Requirement
Output each entry verbatim and exclude every picture from it.

Items from a dataset
# # # # #
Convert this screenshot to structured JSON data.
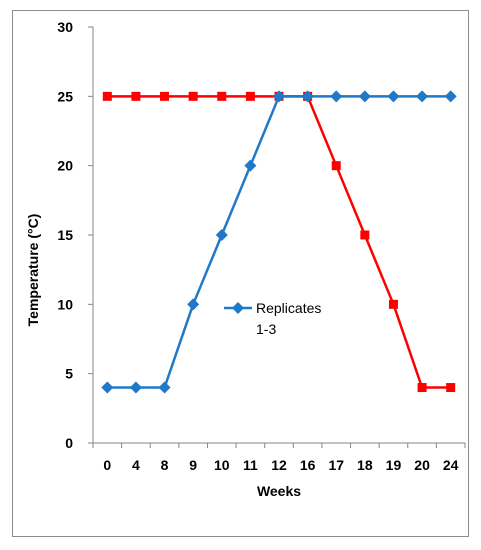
{
  "chart_data": {
    "type": "line",
    "categories": [
      "0",
      "4",
      "8",
      "9",
      "10",
      "11",
      "12",
      "16",
      "17",
      "18",
      "19",
      "20",
      "24"
    ],
    "series": [
      {
        "name": "Replicates 1-3",
        "legend_lines": [
          "Replicates",
          "1-3"
        ],
        "color": "#1f78c8",
        "marker": "diamond",
        "values": [
          4,
          4,
          4,
          10,
          15,
          20,
          25,
          25,
          25,
          25,
          25,
          25,
          25
        ]
      },
      {
        "color": "#ff0000",
        "marker": "square",
        "values": [
          25,
          25,
          25,
          25,
          25,
          25,
          25,
          25,
          20,
          15,
          10,
          4,
          4
        ]
      }
    ],
    "xlabel": "Weeks",
    "ylabel": "Temperature (°C)",
    "ylim": [
      0,
      30
    ],
    "yticks": [
      "0",
      "5",
      "10",
      "15",
      "20",
      "25",
      "30"
    ],
    "grid": false,
    "legend_position": "center"
  }
}
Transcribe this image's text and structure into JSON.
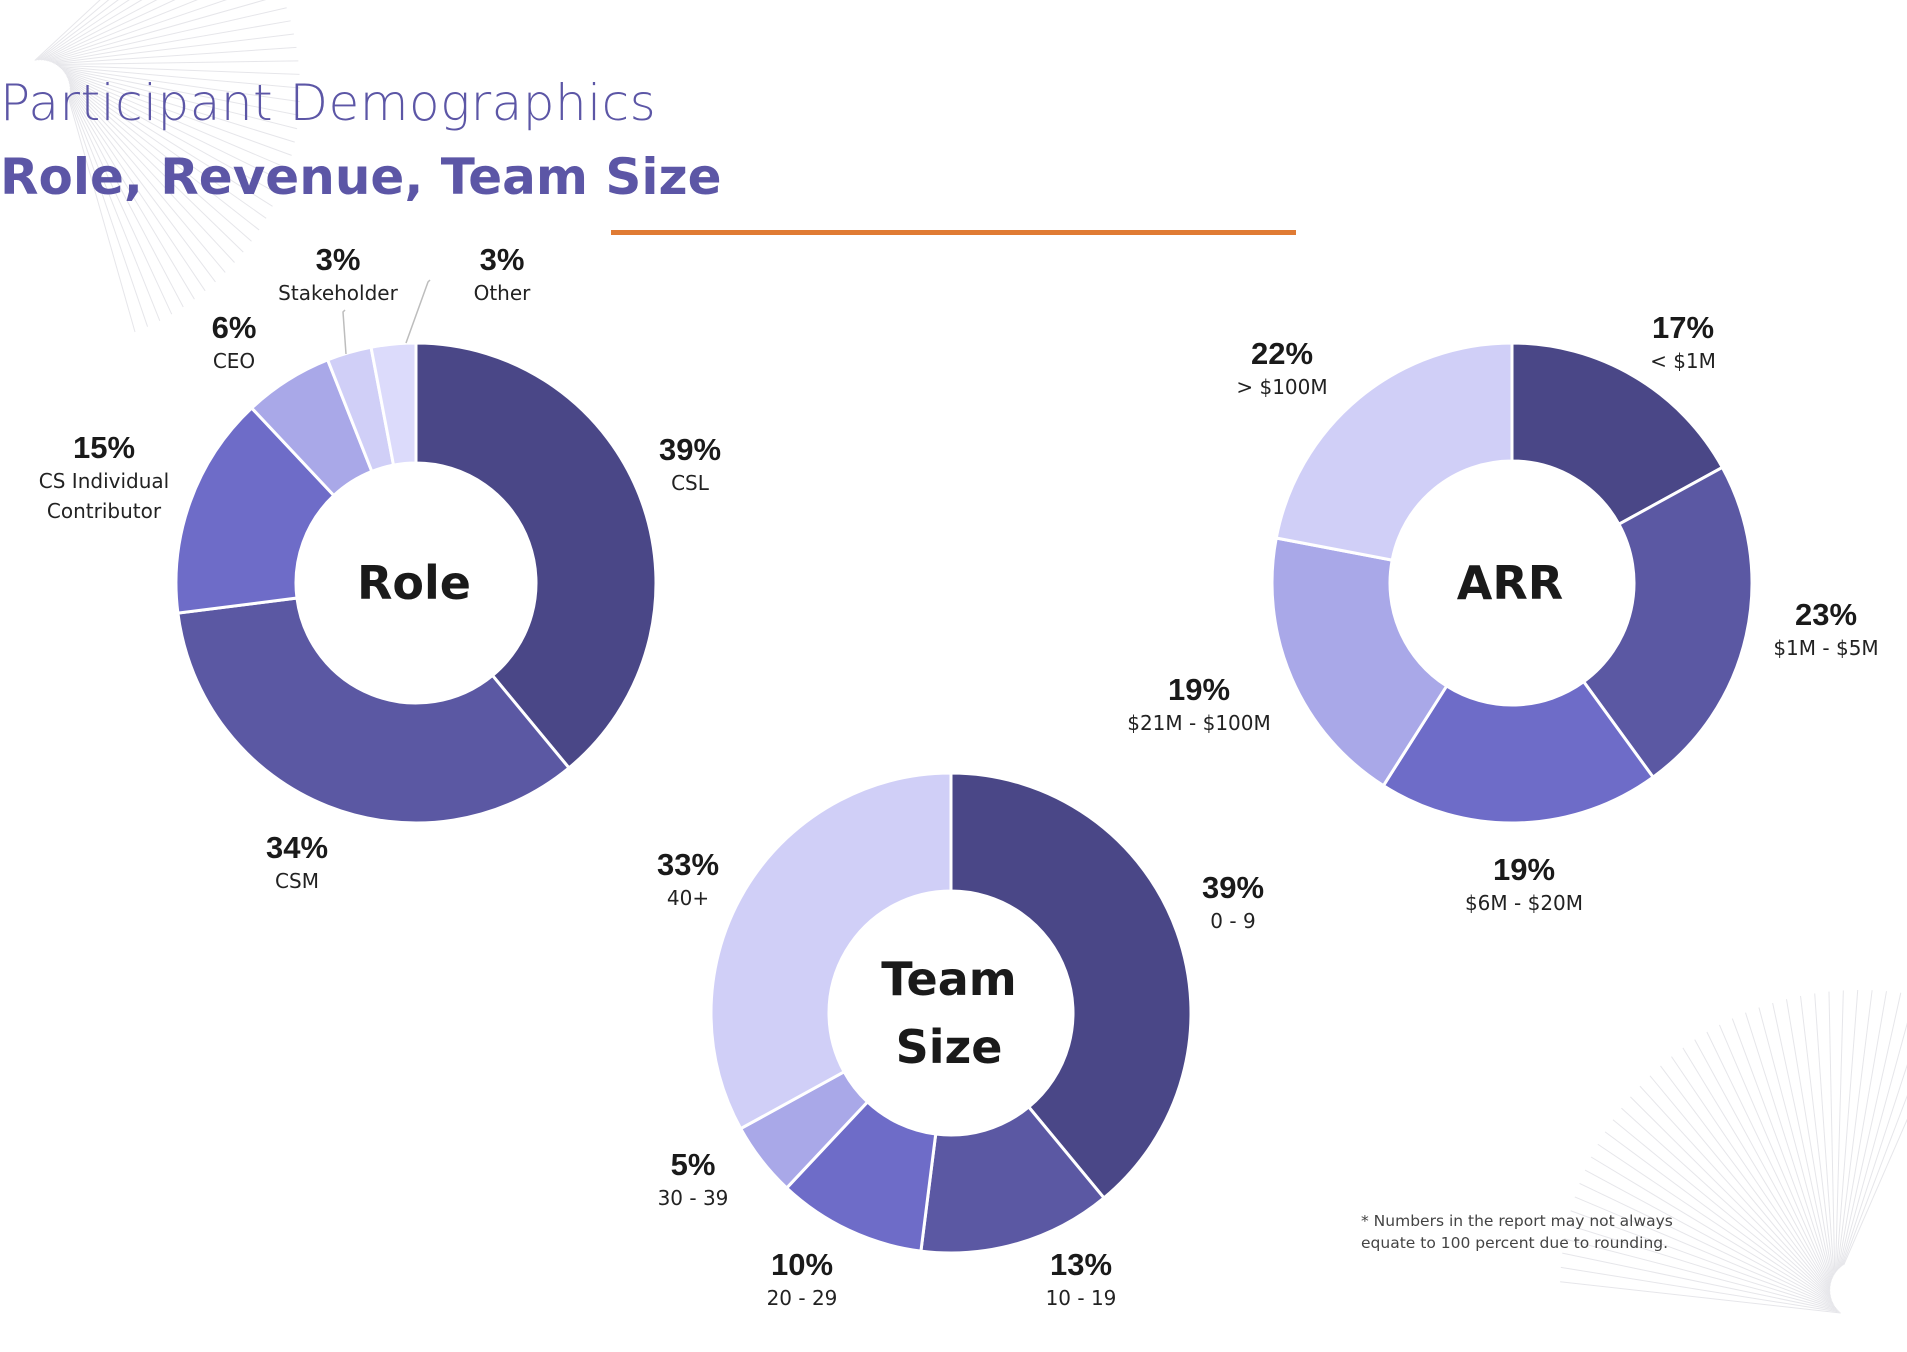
# # # # #
Reply
Convert this screenshot to structured JSON data.
{
  "chart_data": {
    "type": "line",
    "categories": [
      "0",
      "4",
      "8",
      "9",
      "10",
      "11",
      "12",
      "16",
      "17",
      "18",
      "19",
      "20",
      "24"
    ],
    "series": [
      {
        "name": "Replicates 1-3",
        "legend_lines": [
          "Replicates",
          "1-3"
        ],
        "color": "#1f78c8",
        "marker": "diamond",
        "values": [
          4,
          4,
          4,
          10,
          15,
          20,
          25,
          25,
          25,
          25,
          25,
          25,
          25
        ]
      },
      {
        "color": "#ff0000",
        "marker": "square",
        "values": [
          25,
          25,
          25,
          25,
          25,
          25,
          25,
          25,
          20,
          15,
          10,
          4,
          4
        ]
      }
    ],
    "xlabel": "Weeks",
    "ylabel": "Temperature (°C)",
    "ylim": [
      0,
      30
    ],
    "yticks": [
      "0",
      "5",
      "10",
      "15",
      "20",
      "25",
      "30"
    ],
    "grid": false,
    "legend_position": "center"
  }
}
Transcribe this image's text and structure into JSON.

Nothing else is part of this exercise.